Some records:
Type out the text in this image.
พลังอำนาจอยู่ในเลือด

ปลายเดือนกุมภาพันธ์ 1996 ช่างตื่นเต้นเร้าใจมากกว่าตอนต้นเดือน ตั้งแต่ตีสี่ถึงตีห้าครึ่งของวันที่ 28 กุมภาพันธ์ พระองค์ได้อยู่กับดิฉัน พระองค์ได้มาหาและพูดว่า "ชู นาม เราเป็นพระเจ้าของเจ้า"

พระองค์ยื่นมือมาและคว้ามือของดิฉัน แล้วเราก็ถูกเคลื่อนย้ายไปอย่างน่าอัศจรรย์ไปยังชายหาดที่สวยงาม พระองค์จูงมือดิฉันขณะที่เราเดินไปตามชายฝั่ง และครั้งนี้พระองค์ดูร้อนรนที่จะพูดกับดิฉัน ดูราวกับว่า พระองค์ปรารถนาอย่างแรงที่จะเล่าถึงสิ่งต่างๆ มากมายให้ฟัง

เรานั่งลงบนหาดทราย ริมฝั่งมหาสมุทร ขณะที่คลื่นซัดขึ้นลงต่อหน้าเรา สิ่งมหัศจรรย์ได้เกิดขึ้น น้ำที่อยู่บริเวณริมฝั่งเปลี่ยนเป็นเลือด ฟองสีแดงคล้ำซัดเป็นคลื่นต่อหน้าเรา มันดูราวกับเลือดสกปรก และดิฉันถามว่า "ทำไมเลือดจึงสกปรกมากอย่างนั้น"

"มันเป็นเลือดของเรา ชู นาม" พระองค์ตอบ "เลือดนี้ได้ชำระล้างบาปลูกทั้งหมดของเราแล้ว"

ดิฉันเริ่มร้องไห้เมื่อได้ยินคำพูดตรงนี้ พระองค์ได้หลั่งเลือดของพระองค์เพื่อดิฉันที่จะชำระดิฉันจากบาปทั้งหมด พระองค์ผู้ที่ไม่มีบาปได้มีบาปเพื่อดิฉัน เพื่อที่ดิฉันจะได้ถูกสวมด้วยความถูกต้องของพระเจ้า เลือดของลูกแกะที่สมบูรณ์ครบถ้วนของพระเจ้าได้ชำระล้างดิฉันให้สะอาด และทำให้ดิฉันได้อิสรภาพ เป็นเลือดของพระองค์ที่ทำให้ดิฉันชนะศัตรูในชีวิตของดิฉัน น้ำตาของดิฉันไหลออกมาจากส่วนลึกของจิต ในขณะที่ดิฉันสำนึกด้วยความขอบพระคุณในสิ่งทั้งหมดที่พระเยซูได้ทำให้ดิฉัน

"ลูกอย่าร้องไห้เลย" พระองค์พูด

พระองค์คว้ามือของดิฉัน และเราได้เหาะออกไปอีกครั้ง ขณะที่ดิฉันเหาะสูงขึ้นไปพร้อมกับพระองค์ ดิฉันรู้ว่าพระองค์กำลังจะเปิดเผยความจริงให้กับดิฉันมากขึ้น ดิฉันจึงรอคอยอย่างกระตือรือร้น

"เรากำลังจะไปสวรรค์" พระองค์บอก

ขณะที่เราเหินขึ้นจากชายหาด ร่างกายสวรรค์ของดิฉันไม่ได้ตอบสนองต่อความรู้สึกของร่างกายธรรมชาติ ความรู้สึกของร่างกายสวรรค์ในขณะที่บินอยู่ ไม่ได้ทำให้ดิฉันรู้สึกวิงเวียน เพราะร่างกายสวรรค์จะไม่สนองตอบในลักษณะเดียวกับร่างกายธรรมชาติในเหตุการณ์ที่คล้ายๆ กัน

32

• EXERCISE DESCRIPTION
The records above should be repeated in full, exactly as given.

• SOLUTION BELOW
Type out the text in this image.
พลังอำนาจอยู่ในเลือด

ปลายเดือนกุมภาพันธ์ 1996 ช่างตื่นเต้นเร้าใจมากกว่าตอนต้นเดือน ตั้งแต่ตีสี่ถึงตีห้าครึ่งของวันที่ 28 กุมภาพันธ์ พระองค์ได้อยู่กับดิฉัน พระองค์ได้มาหาและพูดว่า "ชู นาม เราเป็นพระเจ้าของเจ้า"

พระองค์ยื่นมือมาและคว้ามือของดิฉัน แล้วเราก็ถูกเคลื่อนย้ายไปอย่างน่าอัศจรรย์ไปยังชายหาดที่สวยงาม พระองค์จูงมือดิฉันขณะที่เราเดินไปตามชายฝั่ง และครั้งนี้พระองค์ดูร้อนรนที่จะพูดกับดิฉัน ดูราวกับว่า พระองค์ปรารถนาอย่างแรงที่จะเล่าถึงสิ่งต่างๆ มากมายให้ฟัง

เรานั่งลงบนหาดทราย ริมฝั่งมหาสมุทร ขณะที่คลื่นซัดขึ้นลงต่อหน้าเรา สิ่งมหัศจรรย์ได้เกิดขึ้น น้ำที่อยู่บริเวณริมฝั่งเปลี่ยนเป็นเลือด ฟองสีแดงคล้ำซัดเป็นคลื่นต่อหน้าเรา มันดูราวกับเลือดสกปรก และดิฉันถามว่า "ทำไมเลือดจึงสกปรกมากอย่างนั้น"

"มันเป็นเลือดของเรา ชู นาม" พระองค์ตอบ "เลือดนี้ได้ชำระล้างบาปลูกทั้งหมดของเราแล้ว"

ดิฉันเริ่มร้องไห้เมื่อได้ยินคำพูดตรงนี้ พระองค์ได้หลั่งเลือดของพระองค์เพื่อดิฉันที่จะชำระดิฉันจากบาปทั้งหมด พระองค์ผู้ที่ไม่มีบาปได้มีบาปเพื่อดิฉัน เพื่อที่ดิฉันจะได้ถูกสวมด้วยความถูกต้องของพระเจ้า เลือดของลูกแกะที่สมบูรณ์ครบถ้วนของพระเจ้าได้ชำระล้างดิฉันให้สะอาด และทำให้ดิฉันได้อิสรภาพ เป็นเลือดของพระองค์ที่ทำให้ดิฉันชนะศัตรูในชีวิตของดิฉัน น้ำตาของดิฉันไหลออกมาจากส่วนลึกของจิต ในขณะที่ดิฉันสำนึกด้วยความขอบพระคุณในสิ่งทั้งหมดที่พระเยซูได้ทำให้ดิฉัน

"ลูกอย่าร้องไห้เลย" พระองค์พูด

พระองค์คว้ามือของดิฉัน และเราได้เหาะออกไปอีกครั้ง ขณะที่ดิฉันเหาะสูงขึ้นไปพร้อมกับพระองค์ ดิฉันรู้ว่าพระองค์กำลังจะเปิดเผยความจริงให้กับดิฉันมากขึ้น ดิฉันจึงรอคอยอย่างกระตือรือร้น

"เรากำลังจะไปสวรรค์" พระองค์บอก

ขณะที่เราเหินขึ้นจากชายหาด ร่างกายสวรรค์ของดิฉันไม่ได้ตอบสนองต่อความรู้สึกของร่างกายธรรมชาติ ความรู้สึกของร่างกายสวรรค์ในขณะที่บินอยู่ ไม่ได้ทำให้ดิฉันรู้สึกวิงเวียน เพราะร่างกายสวรรค์จะไม่สนองตอบในลักษณะเดียวกับร่างกายธรรมชาติในเหตุการณ์ที่คล้ายๆ กัน

32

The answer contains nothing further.